== TASK DIRECTIONS ==
Here are records with pictures in them. Copy all of them exactly and leave the pictures out.

- - -

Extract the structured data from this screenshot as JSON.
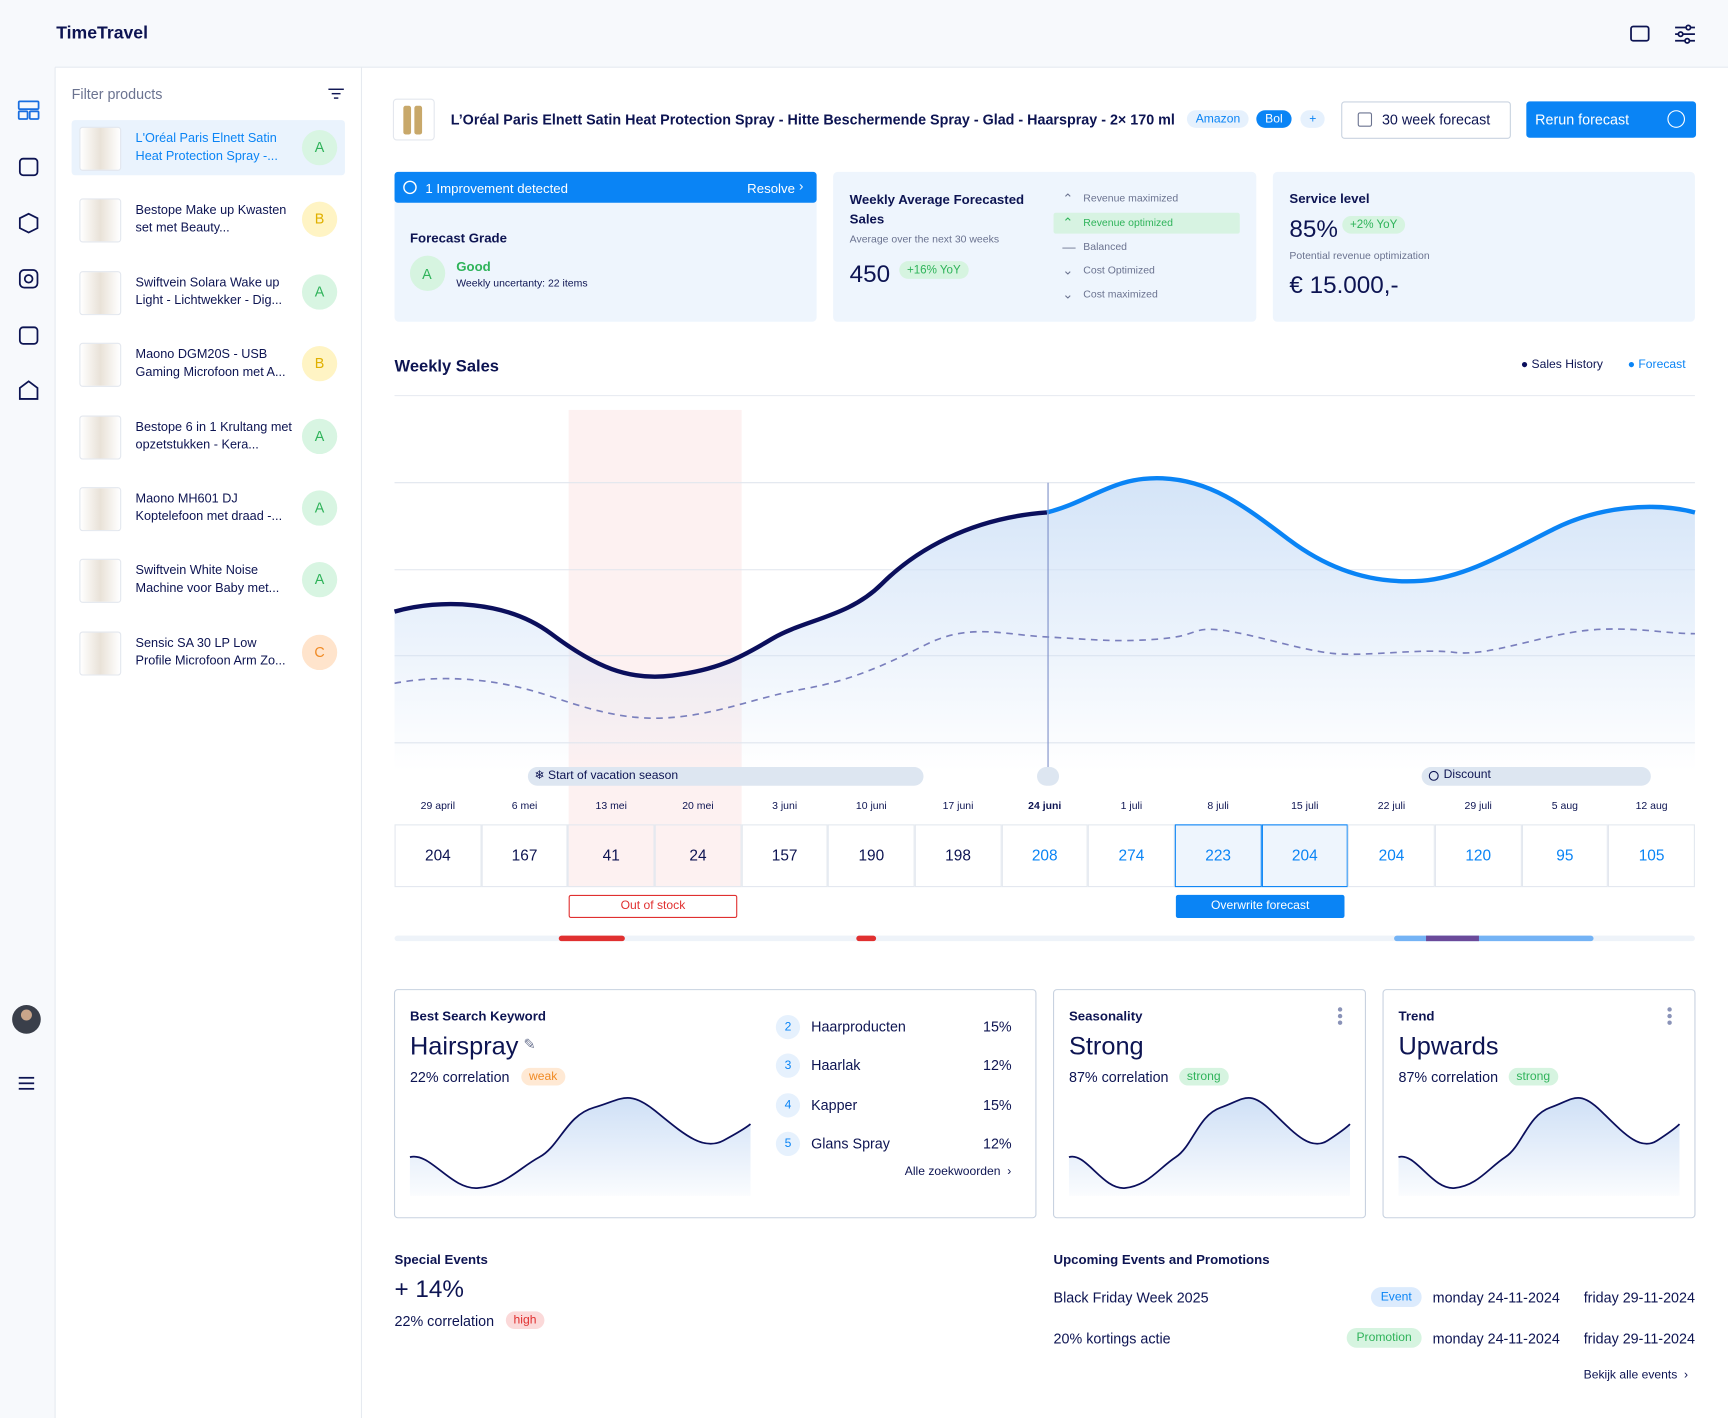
{
  "app": {
    "name": "TimeTravel"
  },
  "sidebar": {
    "filter_label": "Filter products",
    "products": [
      {
        "name": "L'Oréal Paris Elnett Satin Heat Protection Spray -...",
        "grade": "A"
      },
      {
        "name": "Bestope Make up Kwasten set met Beauty...",
        "grade": "B"
      },
      {
        "name": "Swiftvein Solara Wake up Light - Lichtwekker - Dig...",
        "grade": "A"
      },
      {
        "name": "Maono DGM20S - USB Gaming Microfoon met A...",
        "grade": "B"
      },
      {
        "name": "Bestope 6 in 1 Krultang met opzetstukken - Kera...",
        "grade": "A"
      },
      {
        "name": "Maono MH601 DJ Koptelefoon met draad -...",
        "grade": "A"
      },
      {
        "name": "Swiftvein White Noise Machine voor Baby met...",
        "grade": "A"
      },
      {
        "name": "Sensic SA 30 LP Low Profile Microfoon Arm Zo...",
        "grade": "C"
      }
    ]
  },
  "product": {
    "title": "L’Oréal Paris Elnett Satin Heat Protection Spray - Hitte Beschermende Spray - Glad - Haarspray - 2× 170 ml",
    "channels": [
      "Amazon",
      "Bol",
      "+"
    ],
    "horizon": "30 week forecast",
    "rerun": "Rerun forecast"
  },
  "grade_card": {
    "banner": "1 Improvement detected",
    "action": "Resolve",
    "label": "Forecast Grade",
    "grade": "A",
    "grade_text": "Good",
    "uncertainty": "Weekly uncertanty: 22 items"
  },
  "sales_card": {
    "title": "Weekly Average Forecasted Sales",
    "subtitle": "Average over the next 30 weeks",
    "value": 450,
    "change": "+16%  YoY",
    "options": [
      "Revenue maximized",
      "Revenue optimized",
      "Balanced",
      "Cost Optimized",
      "Cost maximized"
    ]
  },
  "service_card": {
    "title": "Service level",
    "value": "85%",
    "change": "+2%  YoY",
    "note": "Potential revenue optimization",
    "revenue": "€ 15.000,-"
  },
  "chart": {
    "title": "Weekly Sales",
    "legend": [
      "Sales History",
      "Forecast"
    ],
    "events": [
      "Start of vacation season",
      "Discount"
    ],
    "weeks": [
      "29 april",
      "6 mei",
      "13 mei",
      "20 mei",
      "3 juni",
      "10 juni",
      "17 juni",
      "24 juni",
      "1 juli",
      "8 juli",
      "15 juli",
      "22 juli",
      "29 juli",
      "5 aug",
      "12 aug"
    ],
    "values": [
      204,
      167,
      41,
      24,
      157,
      190,
      198,
      208,
      274,
      223,
      204,
      204,
      120,
      95,
      105
    ],
    "out_of_stock": "Out of stock",
    "overwrite": "Overwrite forecast"
  },
  "keyword_card": {
    "label": "Best Search Keyword",
    "keyword": "Hairspray",
    "correlation": "22% correlation",
    "strength": "weak",
    "list": [
      {
        "rank": 2,
        "name": "Haarproducten",
        "share": "15%"
      },
      {
        "rank": 3,
        "name": "Haarlak",
        "share": "12%"
      },
      {
        "rank": 4,
        "name": "Kapper",
        "share": "15%"
      },
      {
        "rank": 5,
        "name": "Glans Spray",
        "share": "12%"
      }
    ],
    "more": "Alle zoekwoorden"
  },
  "seasonality_card": {
    "label": "Seasonality",
    "value": "Strong",
    "correlation": "87% correlation",
    "strength": "strong"
  },
  "trend_card": {
    "label": "Trend",
    "value": "Upwards",
    "correlation": "87% correlation",
    "strength": "strong"
  },
  "special_events": {
    "label": "Special Events",
    "value": "+ 14%",
    "correlation": "22% correlation",
    "strength": "high"
  },
  "upcoming": {
    "title": "Upcoming Events and Promotions",
    "items": [
      {
        "name": "Black Friday Week 2025",
        "tag": "Event",
        "start": "monday 24-11-2024",
        "end": "friday 29-11-2024"
      },
      {
        "name": "20% kortings actie",
        "tag": "Promotion",
        "start": "monday 24-11-2024",
        "end": "friday 29-11-2024"
      }
    ],
    "more": "Bekijk alle events"
  }
}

- - -

== RESULT FOR THIS EXERCISE ==
Extract the structured data from this screenshot as JSON.
{
  "app": {
    "name": "TimeTravel"
  },
  "sidebar": {
    "filter_label": "Filter products",
    "products": [
      {
        "name": "L'Oréal Paris Elnett Satin Heat Protection Spray -...",
        "grade": "A"
      },
      {
        "name": "Bestope Make up Kwasten set met Beauty...",
        "grade": "B"
      },
      {
        "name": "Swiftvein Solara Wake up Light - Lichtwekker - Dig...",
        "grade": "A"
      },
      {
        "name": "Maono DGM20S - USB Gaming Microfoon met A...",
        "grade": "B"
      },
      {
        "name": "Bestope 6 in 1 Krultang met opzetstukken - Kera...",
        "grade": "A"
      },
      {
        "name": "Maono MH601 DJ Koptelefoon met draad -...",
        "grade": "A"
      },
      {
        "name": "Swiftvein White Noise Machine voor Baby met...",
        "grade": "A"
      },
      {
        "name": "Sensic SA 30 LP Low Profile Microfoon Arm Zo...",
        "grade": "C"
      }
    ]
  },
  "product": {
    "title": "L’Oréal Paris Elnett Satin Heat Protection Spray - Hitte Beschermende Spray - Glad - Haarspray - 2× 170 ml",
    "channels": [
      "Amazon",
      "Bol",
      "+"
    ],
    "horizon": "30 week forecast",
    "rerun": "Rerun forecast"
  },
  "grade_card": {
    "banner": "1 Improvement detected",
    "action": "Resolve",
    "label": "Forecast Grade",
    "grade": "A",
    "grade_text": "Good",
    "uncertainty": "Weekly uncertanty: 22 items"
  },
  "sales_card": {
    "title": "Weekly Average Forecasted Sales",
    "subtitle": "Average over the next 30 weeks",
    "value": 450,
    "change": "+16%  YoY",
    "options": [
      "Revenue maximized",
      "Revenue optimized",
      "Balanced",
      "Cost Optimized",
      "Cost maximized"
    ]
  },
  "service_card": {
    "title": "Service level",
    "value": "85%",
    "change": "+2%  YoY",
    "note": "Potential revenue optimization",
    "revenue": "€ 15.000,-"
  },
  "chart": {
    "title": "Weekly Sales",
    "legend": [
      "Sales History",
      "Forecast"
    ],
    "events": [
      "Start of vacation season",
      "Discount"
    ],
    "weeks": [
      "29 april",
      "6 mei",
      "13 mei",
      "20 mei",
      "3 juni",
      "10 juni",
      "17 juni",
      "24 juni",
      "1 juli",
      "8 juli",
      "15 juli",
      "22 juli",
      "29 juli",
      "5 aug",
      "12 aug"
    ],
    "values": [
      204,
      167,
      41,
      24,
      157,
      190,
      198,
      208,
      274,
      223,
      204,
      204,
      120,
      95,
      105
    ],
    "out_of_stock": "Out of stock",
    "overwrite": "Overwrite forecast"
  },
  "keyword_card": {
    "label": "Best Search Keyword",
    "keyword": "Hairspray",
    "correlation": "22% correlation",
    "strength": "weak",
    "list": [
      {
        "rank": 2,
        "name": "Haarproducten",
        "share": "15%"
      },
      {
        "rank": 3,
        "name": "Haarlak",
        "share": "12%"
      },
      {
        "rank": 4,
        "name": "Kapper",
        "share": "15%"
      },
      {
        "rank": 5,
        "name": "Glans Spray",
        "share": "12%"
      }
    ],
    "more": "Alle zoekwoorden"
  },
  "seasonality_card": {
    "label": "Seasonality",
    "value": "Strong",
    "correlation": "87% correlation",
    "strength": "strong"
  },
  "trend_card": {
    "label": "Trend",
    "value": "Upwards",
    "correlation": "87% correlation",
    "strength": "strong"
  },
  "special_events": {
    "label": "Special Events",
    "value": "+ 14%",
    "correlation": "22% correlation",
    "strength": "high"
  },
  "upcoming": {
    "title": "Upcoming Events and Promotions",
    "items": [
      {
        "name": "Black Friday Week 2025",
        "tag": "Event",
        "start": "monday 24-11-2024",
        "end": "friday 29-11-2024"
      },
      {
        "name": "20% kortings actie",
        "tag": "Promotion",
        "start": "monday 24-11-2024",
        "end": "friday 29-11-2024"
      }
    ],
    "more": "Bekijk alle events"
  }
}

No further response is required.